**TASK**
Below are some entries; can you quote all of them exactly?

**RECORDED DATA**

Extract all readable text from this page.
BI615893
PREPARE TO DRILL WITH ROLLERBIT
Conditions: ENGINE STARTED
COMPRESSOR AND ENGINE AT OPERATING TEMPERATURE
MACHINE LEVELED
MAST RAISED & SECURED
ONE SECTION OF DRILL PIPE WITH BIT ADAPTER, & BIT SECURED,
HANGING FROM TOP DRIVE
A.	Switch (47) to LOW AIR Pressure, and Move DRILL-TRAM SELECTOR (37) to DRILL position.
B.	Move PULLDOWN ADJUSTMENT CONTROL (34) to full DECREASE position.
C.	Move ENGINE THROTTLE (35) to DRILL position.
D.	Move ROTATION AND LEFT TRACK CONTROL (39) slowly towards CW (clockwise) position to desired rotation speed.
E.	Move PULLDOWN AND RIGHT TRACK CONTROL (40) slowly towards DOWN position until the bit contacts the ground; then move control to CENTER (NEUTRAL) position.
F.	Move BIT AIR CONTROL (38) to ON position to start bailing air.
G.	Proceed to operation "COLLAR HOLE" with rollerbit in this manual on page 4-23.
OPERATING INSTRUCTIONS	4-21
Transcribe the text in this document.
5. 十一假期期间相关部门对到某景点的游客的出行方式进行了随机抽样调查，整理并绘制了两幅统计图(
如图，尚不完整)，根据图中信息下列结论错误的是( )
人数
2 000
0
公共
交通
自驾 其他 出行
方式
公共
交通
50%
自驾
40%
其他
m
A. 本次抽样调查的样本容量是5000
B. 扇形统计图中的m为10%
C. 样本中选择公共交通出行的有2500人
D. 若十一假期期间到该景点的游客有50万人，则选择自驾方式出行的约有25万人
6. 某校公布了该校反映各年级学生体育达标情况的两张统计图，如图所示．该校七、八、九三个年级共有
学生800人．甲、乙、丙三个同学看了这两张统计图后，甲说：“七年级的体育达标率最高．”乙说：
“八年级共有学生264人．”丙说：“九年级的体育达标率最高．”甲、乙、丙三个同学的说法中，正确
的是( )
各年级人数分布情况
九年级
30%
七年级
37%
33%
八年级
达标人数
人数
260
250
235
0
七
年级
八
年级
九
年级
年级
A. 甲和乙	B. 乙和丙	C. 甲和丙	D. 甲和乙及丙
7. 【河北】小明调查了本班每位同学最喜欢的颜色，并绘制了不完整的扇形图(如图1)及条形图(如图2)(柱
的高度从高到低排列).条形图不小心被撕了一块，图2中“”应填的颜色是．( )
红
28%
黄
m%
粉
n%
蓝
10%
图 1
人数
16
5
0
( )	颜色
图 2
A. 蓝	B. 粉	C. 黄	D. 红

**THE RESPONSE**
Extract all readable text from this page.
BI615893
PREPARE TO DRILL WITH ROLLERBIT
Conditions: ENGINE STARTED
COMPRESSOR AND ENGINE AT OPERATING TEMPERATURE
MACHINE LEVELED
MAST RAISED & SECURED
ONE SECTION OF DRILL PIPE WITH BIT ADAPTER, & BIT SECURED,
HANGING FROM TOP DRIVE
A.	Switch (47) to LOW AIR Pressure, and Move DRILL-TRAM SELECTOR (37) to DRILL position.
B.	Move PULLDOWN ADJUSTMENT CONTROL (34) to full DECREASE position.
C.	Move ENGINE THROTTLE (35) to DRILL position.
D.	Move ROTATION AND LEFT TRACK CONTROL (39) slowly towards CW (clockwise) position to desired rotation speed.
E.	Move PULLDOWN AND RIGHT TRACK CONTROL (40) slowly towards DOWN position until the bit contacts the ground; then move control to CENTER (NEUTRAL) position.
F.	Move BIT AIR CONTROL (38) to ON position to start bailing air.
G.	Proceed to operation "COLLAR HOLE" with rollerbit in this manual on page 4-23.
OPERATING INSTRUCTIONS	4-21
Transcribe the text in this document.
5. 十一假期期间相关部门对到某景点的游客的出行方式进行了随机抽样调查，整理并绘制了两幅统计图(
如图，尚不完整)，根据图中信息下列结论错误的是( )
人数
2 000
0
公共
交通
自驾 其他 出行
方式
公共
交通
50%
自驾
40%
其他
m
A. 本次抽样调查的样本容量是5000
B. 扇形统计图中的m为10%
C. 样本中选择公共交通出行的有2500人
D. 若十一假期期间到该景点的游客有50万人，则选择自驾方式出行的约有25万人
6. 某校公布了该校反映各年级学生体育达标情况的两张统计图，如图所示．该校七、八、九三个年级共有
学生800人．甲、乙、丙三个同学看了这两张统计图后，甲说：“七年级的体育达标率最高．”乙说：
“八年级共有学生264人．”丙说：“九年级的体育达标率最高．”甲、乙、丙三个同学的说法中，正确
的是( )
各年级人数分布情况
九年级
30%
七年级
37%
33%
八年级
达标人数
人数
260
250
235
0
七
年级
八
年级
九
年级
年级
A. 甲和乙	B. 乙和丙	C. 甲和丙	D. 甲和乙及丙
7. 【河北】小明调查了本班每位同学最喜欢的颜色，并绘制了不完整的扇形图(如图1)及条形图(如图2)(柱
的高度从高到低排列).条形图不小心被撕了一块，图2中“”应填的颜色是．( )
红
28%
黄
m%
粉
n%
蓝
10%
图 1
人数
16
5
0
( )	颜色
图 2
A. 蓝	B. 粉	C. 黄	D. 红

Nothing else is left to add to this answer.